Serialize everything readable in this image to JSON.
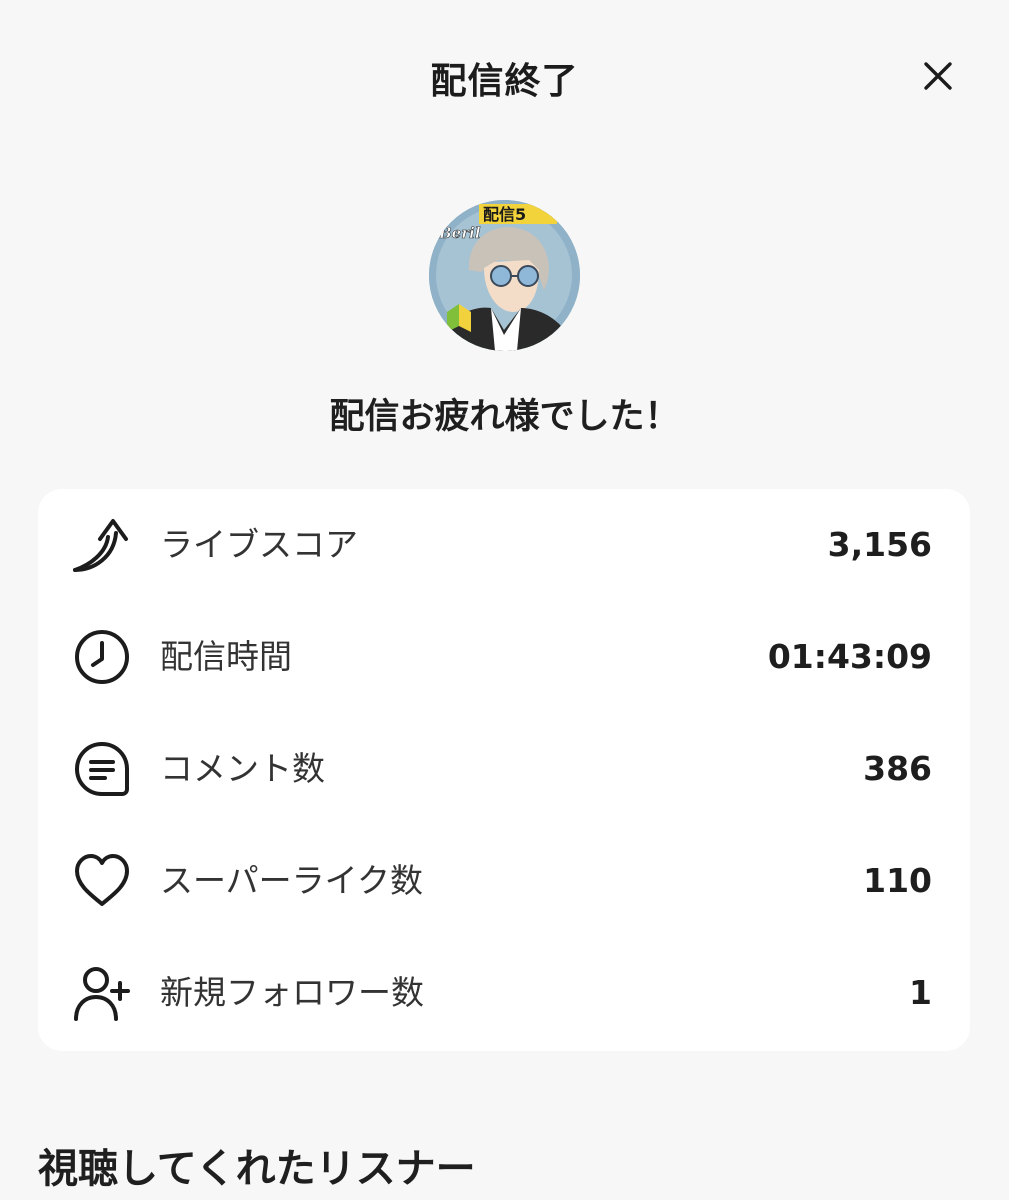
{
  "header": {
    "title": "配信終了",
    "close_icon": "close-icon"
  },
  "profile": {
    "avatar_texts": [
      "配信5",
      "Beril"
    ],
    "greeting": "配信お疲れ様でした！"
  },
  "stats": [
    {
      "icon": "trend-arrow-icon",
      "label": "ライブスコア",
      "value": "3,156"
    },
    {
      "icon": "clock-icon",
      "label": "配信時間",
      "value": "01:43:09"
    },
    {
      "icon": "comment-icon",
      "label": "コメント数",
      "value": "386"
    },
    {
      "icon": "heart-icon",
      "label": "スーパーライク数",
      "value": "110"
    },
    {
      "icon": "add-user-icon",
      "label": "新規フォロワー数",
      "value": "1"
    }
  ],
  "listeners": {
    "title": "視聴してくれたリスナー"
  },
  "colors": {
    "background": "#f7f7f7",
    "card": "#ffffff",
    "text": "#222222"
  }
}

> _Work required_: Repeat the material above in full and exactly, apart from the pictures.

> _Result of the exercise_:
Serialize everything readable in this image to JSON.
{
  "header": {
    "title": "配信終了",
    "close_icon": "close-icon"
  },
  "profile": {
    "avatar_texts": [
      "配信5",
      "Beril"
    ],
    "greeting": "配信お疲れ様でした！"
  },
  "stats": [
    {
      "icon": "trend-arrow-icon",
      "label": "ライブスコア",
      "value": "3,156"
    },
    {
      "icon": "clock-icon",
      "label": "配信時間",
      "value": "01:43:09"
    },
    {
      "icon": "comment-icon",
      "label": "コメント数",
      "value": "386"
    },
    {
      "icon": "heart-icon",
      "label": "スーパーライク数",
      "value": "110"
    },
    {
      "icon": "add-user-icon",
      "label": "新規フォロワー数",
      "value": "1"
    }
  ],
  "listeners": {
    "title": "視聴してくれたリスナー"
  },
  "colors": {
    "background": "#f7f7f7",
    "card": "#ffffff",
    "text": "#222222"
  }
}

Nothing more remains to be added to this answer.